» **What is needed**: From the entries that follow, pick out all lines holding "Crude".

Rows from a figure dataset:
[Start]

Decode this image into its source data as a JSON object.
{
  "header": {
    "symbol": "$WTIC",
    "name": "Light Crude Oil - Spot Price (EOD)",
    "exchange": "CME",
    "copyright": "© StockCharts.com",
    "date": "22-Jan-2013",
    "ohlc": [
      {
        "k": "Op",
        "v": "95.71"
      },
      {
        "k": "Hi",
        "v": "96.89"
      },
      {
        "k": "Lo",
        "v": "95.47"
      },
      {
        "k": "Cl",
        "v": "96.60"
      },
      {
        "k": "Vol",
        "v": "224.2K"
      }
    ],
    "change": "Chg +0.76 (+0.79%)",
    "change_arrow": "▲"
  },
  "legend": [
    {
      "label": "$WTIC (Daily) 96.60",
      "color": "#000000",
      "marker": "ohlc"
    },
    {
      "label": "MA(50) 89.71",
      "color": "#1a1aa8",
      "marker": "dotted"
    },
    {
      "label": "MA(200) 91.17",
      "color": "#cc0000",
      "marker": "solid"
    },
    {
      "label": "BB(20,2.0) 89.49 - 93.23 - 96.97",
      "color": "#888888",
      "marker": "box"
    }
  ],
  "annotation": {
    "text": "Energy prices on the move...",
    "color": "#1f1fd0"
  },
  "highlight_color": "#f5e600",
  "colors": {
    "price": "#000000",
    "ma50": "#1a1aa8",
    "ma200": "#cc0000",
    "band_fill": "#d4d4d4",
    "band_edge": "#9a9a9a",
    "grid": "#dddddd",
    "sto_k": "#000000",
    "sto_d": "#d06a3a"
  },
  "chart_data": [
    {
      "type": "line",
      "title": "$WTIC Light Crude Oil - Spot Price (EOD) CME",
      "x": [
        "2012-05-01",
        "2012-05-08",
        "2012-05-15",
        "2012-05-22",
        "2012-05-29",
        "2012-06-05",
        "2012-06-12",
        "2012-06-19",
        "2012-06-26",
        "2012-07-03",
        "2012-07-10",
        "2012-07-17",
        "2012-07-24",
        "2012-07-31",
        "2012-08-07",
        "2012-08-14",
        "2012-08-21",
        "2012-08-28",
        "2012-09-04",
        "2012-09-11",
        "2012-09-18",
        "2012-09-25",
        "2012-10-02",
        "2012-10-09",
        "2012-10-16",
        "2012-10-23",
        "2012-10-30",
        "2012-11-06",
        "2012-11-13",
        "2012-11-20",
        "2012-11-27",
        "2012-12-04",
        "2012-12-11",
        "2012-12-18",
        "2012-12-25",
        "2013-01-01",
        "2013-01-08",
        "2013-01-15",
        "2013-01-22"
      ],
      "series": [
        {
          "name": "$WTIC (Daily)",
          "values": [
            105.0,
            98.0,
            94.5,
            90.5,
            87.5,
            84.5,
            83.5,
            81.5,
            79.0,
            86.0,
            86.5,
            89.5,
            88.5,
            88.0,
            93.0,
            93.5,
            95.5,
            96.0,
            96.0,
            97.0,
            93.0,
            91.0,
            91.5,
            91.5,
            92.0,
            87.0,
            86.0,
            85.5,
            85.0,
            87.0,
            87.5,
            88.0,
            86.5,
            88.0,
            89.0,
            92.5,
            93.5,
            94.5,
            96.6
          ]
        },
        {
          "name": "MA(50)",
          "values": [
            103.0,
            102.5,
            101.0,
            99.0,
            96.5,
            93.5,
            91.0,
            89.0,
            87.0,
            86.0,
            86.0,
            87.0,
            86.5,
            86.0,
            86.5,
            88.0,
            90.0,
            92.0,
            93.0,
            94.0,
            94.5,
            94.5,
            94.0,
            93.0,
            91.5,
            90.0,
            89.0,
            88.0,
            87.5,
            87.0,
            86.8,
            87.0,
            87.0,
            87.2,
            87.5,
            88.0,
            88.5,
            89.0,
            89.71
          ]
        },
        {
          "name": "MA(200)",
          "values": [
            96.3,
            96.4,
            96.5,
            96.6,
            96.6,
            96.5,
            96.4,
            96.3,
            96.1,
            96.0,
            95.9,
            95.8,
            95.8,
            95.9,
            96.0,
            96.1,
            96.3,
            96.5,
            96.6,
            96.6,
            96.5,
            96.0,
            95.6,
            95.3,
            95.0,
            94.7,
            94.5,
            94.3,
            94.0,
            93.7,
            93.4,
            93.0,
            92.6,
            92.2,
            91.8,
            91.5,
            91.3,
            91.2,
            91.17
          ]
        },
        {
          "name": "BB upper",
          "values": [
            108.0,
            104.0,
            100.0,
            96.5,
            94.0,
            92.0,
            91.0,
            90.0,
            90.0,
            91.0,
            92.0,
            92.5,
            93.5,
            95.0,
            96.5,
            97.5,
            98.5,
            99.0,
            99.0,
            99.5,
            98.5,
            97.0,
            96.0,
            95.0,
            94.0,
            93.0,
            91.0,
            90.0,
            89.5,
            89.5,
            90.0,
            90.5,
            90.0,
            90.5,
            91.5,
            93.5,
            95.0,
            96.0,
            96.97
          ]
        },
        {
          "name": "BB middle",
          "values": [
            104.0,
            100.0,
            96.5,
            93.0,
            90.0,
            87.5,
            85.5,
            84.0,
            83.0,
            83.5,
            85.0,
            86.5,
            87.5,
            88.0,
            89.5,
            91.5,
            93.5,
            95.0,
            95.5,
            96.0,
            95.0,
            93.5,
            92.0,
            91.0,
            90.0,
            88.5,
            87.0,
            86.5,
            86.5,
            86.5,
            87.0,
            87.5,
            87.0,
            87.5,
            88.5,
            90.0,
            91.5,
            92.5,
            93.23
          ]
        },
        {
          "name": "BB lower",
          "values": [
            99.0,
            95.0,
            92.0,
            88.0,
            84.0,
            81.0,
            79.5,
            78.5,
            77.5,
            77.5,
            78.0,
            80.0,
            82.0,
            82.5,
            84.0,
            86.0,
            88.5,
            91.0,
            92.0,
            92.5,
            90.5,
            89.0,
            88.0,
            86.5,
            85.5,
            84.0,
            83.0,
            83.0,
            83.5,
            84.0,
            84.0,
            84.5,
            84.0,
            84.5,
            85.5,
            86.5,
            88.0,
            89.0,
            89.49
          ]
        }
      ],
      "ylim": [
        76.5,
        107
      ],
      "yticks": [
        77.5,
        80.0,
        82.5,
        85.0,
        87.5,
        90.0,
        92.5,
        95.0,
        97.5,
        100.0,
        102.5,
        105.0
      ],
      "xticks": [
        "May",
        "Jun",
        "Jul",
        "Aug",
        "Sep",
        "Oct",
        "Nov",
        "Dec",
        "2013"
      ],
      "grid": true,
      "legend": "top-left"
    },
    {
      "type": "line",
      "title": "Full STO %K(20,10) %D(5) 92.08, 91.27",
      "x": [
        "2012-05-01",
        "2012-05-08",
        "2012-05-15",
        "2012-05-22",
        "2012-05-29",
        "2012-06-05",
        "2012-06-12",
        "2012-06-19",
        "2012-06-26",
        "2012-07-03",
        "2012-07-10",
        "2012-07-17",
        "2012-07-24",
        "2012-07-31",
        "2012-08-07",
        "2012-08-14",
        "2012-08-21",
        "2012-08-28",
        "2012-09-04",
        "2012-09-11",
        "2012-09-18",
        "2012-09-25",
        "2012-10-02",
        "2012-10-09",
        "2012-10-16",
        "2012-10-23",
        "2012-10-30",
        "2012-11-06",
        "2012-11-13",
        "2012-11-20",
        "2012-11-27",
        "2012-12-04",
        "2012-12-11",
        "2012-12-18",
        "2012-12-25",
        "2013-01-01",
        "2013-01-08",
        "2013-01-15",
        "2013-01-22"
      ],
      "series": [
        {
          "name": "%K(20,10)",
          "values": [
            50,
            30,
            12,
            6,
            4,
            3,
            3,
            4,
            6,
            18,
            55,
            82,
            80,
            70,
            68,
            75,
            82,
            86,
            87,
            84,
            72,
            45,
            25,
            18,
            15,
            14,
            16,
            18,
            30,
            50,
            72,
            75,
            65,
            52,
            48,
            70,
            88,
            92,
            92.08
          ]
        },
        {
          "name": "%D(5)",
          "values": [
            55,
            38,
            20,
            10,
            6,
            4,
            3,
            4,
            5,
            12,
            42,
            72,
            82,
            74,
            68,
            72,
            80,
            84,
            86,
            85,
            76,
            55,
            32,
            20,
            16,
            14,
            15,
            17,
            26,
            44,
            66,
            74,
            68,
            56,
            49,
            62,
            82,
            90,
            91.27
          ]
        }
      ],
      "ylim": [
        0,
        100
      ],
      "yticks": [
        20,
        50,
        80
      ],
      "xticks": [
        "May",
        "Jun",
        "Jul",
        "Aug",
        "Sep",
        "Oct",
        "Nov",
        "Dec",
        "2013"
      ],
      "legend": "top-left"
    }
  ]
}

[End]

» **Response**:
    "name": "Light Crude Oil - Spot Price (EOD)",
      "title": "$WTIC Light Crude Oil - Spot Price (EOD) CME",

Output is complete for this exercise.